◆ Exercise description
The exercise asks for every line of the data to be reproduced exactly.

◆ Listed entries
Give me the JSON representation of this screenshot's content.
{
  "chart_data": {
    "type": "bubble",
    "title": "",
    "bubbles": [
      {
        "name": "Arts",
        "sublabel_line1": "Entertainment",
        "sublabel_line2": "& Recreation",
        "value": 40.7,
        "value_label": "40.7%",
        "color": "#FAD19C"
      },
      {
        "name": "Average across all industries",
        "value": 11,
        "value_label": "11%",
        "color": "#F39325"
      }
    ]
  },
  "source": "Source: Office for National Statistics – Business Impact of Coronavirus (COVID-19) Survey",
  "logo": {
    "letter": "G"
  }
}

◆ Written solution
Give me the JSON representation of this screenshot's content.
{
  "chart_data": {
    "type": "bubble",
    "title": "",
    "bubbles": [
      {
        "name": "Arts",
        "sublabel_line1": "Entertainment",
        "sublabel_line2": "& Recreation",
        "value": 40.7,
        "value_label": "40.7%",
        "color": "#FAD19C"
      },
      {
        "name": "Average across all industries",
        "value": 11,
        "value_label": "11%",
        "color": "#F39325"
      }
    ]
  },
  "source": "Source: Office for National Statistics – Business Impact of Coronavirus (COVID-19) Survey",
  "logo": {
    "letter": "G"
  }
}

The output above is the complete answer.